▸ About this exercise:
From the article below on recovering from a setback, extract the passage starting at "It’s been warm" and ending after "shoots poking up.", copied word for word.

** Extract provided follows **

Working Strategies: Coming back from a setback

posted in: News | 0

Amy Lindgren

It’s been warm and dry all winter here in the northland, so this week’s rainy snowfall was  needed. Even so, and as much as I love snow, I have to admit I would have been fine without this storm. At this point in the season, it feels like a setback to dig out the shovel again, taking care on the trek to the shed not to trample the tender green shoots poking up.

We’ll get to spring soon enough and we’ll have the bonus of needed moisture as well. In the meantime, the suddenly icy sidewalks put me in mind of setbacks we suffer in our work lives that are more difficult. These range from relatively small things, such as not receiving a requested promotion, to larger problems such as losing a job, to nearly catastrophic events such as a serious injury or personal loss.

As harsh as these situations can be, we need to navigate them with intent if we want to make a comeback. But how to do that?

Here are six things to do if you suffer a setback, whatever it may be. While these steps will vary in duration and intensity depending on your situation, you can use them as a general guide to help in your planning.

1. Step back: If the setback is happening now, don’t act or speak in haste. Even if it means leaving the room briefly, take at least a little time to settle your thoughts if you’re feeling shocked or overwhelmed. Also, try not to sign anything in the same meeting when you receive difficult news, whatever it may be.

2. Manage the crisis: If the setback has created crisis points — such as the loss of health care because of a layoff — focus there for the short term. You need to understand your options and prioritize time-sensitive steps to keep the crisis from growing.

3. Seek counsel: Whether that’s an emotional support such as a friend or mentor, or a heavy hitter such as an employment attorney, setbacks are easier to recover from when you don’t go solo.

4. Structure your time: If the setback includes the loss of a daily schedule, re-create that element by establishing a routine. Having a regular time for getting up, eating, exercising, and going to bed is one way of regaining control. It also keeps bad habits from forming that add to your woes later, such as sleeping too much or not eating properly.

5. Create work windows: As part of your daily structure, you need consistent time to work on difficult or time-consuming things. If you’re not employed, this could be an hour or two after breakfast and again after lunch. This is time you use for calls to the insurance company, paperwork for unemployment, conversations with your health provider, or any other personal business that could otherwise pile up or fall between the cracks.

Later, you can convert these hours to physical therapy or job search or even a home-based business as part of your comeback. (Do your best not to watch television or conduct other activities such as laundry during this time, or you’ll soon lose the concept.)

6. Make a comeback plan: Pull out your calendar and ask yourself: How long will this last? If the setback is on the small side, such as missing a promotion, the answer should be, “I’m done now, and ready for the comeback.” Then you can decide your next steps, whether that’s trying for a later promotion, switching jobs, or something in between.

For larger setbacks, the recovery period could take months or even years before you’re ready to move forward. The key is to plan things to do within that timeframe so you don’t slip too far backwards. That could include part-time or contract work, classes to update your skills, networking to explore new careers, etc. The specifics really depend on your circumstances and goals at this point. The critical thing is to keep a foot in the world you want to return to (or enter), so later you won’t have to build the ladder before using it to climb out.

** End of Extract provided **
** Data extract follows **

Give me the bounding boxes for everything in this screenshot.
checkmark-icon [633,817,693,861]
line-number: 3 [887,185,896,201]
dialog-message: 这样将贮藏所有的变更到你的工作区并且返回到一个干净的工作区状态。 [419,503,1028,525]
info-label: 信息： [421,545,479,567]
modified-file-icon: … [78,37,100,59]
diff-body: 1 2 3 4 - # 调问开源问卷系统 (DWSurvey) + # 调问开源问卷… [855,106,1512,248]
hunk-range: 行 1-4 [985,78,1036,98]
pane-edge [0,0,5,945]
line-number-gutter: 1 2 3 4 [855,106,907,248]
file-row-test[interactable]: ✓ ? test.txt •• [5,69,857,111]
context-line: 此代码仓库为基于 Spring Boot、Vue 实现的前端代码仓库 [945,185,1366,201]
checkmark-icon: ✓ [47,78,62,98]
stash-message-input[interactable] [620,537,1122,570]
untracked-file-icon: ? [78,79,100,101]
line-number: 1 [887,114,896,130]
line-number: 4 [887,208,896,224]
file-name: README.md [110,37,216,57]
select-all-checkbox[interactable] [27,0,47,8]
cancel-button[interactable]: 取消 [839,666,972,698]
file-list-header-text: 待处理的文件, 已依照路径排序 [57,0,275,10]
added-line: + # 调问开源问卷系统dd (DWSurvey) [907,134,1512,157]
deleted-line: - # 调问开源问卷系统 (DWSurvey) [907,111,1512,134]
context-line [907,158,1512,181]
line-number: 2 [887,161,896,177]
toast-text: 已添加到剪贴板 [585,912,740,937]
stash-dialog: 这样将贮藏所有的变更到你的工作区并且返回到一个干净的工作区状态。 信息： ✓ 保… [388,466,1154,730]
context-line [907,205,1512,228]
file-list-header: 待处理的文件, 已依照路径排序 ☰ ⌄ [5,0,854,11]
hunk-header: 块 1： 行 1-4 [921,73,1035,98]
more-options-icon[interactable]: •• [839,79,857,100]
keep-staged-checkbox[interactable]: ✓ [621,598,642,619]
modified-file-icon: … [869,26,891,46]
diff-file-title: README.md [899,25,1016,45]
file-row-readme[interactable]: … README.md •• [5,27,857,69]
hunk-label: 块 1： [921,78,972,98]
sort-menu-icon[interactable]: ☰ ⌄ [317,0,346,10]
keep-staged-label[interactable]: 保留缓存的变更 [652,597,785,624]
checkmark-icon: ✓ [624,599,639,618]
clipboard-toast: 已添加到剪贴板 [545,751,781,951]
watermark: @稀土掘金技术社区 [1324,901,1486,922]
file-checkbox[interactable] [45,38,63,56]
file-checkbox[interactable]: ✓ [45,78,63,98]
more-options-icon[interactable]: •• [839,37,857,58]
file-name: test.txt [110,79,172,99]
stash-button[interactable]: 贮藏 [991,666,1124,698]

** End of Data extract **

▸ Result of the exercise:
It’s been warm and dry all winter here in the northland, so this week’s rainy snowfall was  needed. Even so, and as much as I love snow, I have to admit I would have been fine without this storm. At this point in the season, it feels like a setback to dig out the shovel again, taking care on the trek to the shed not to trample the tender green shoots poking up.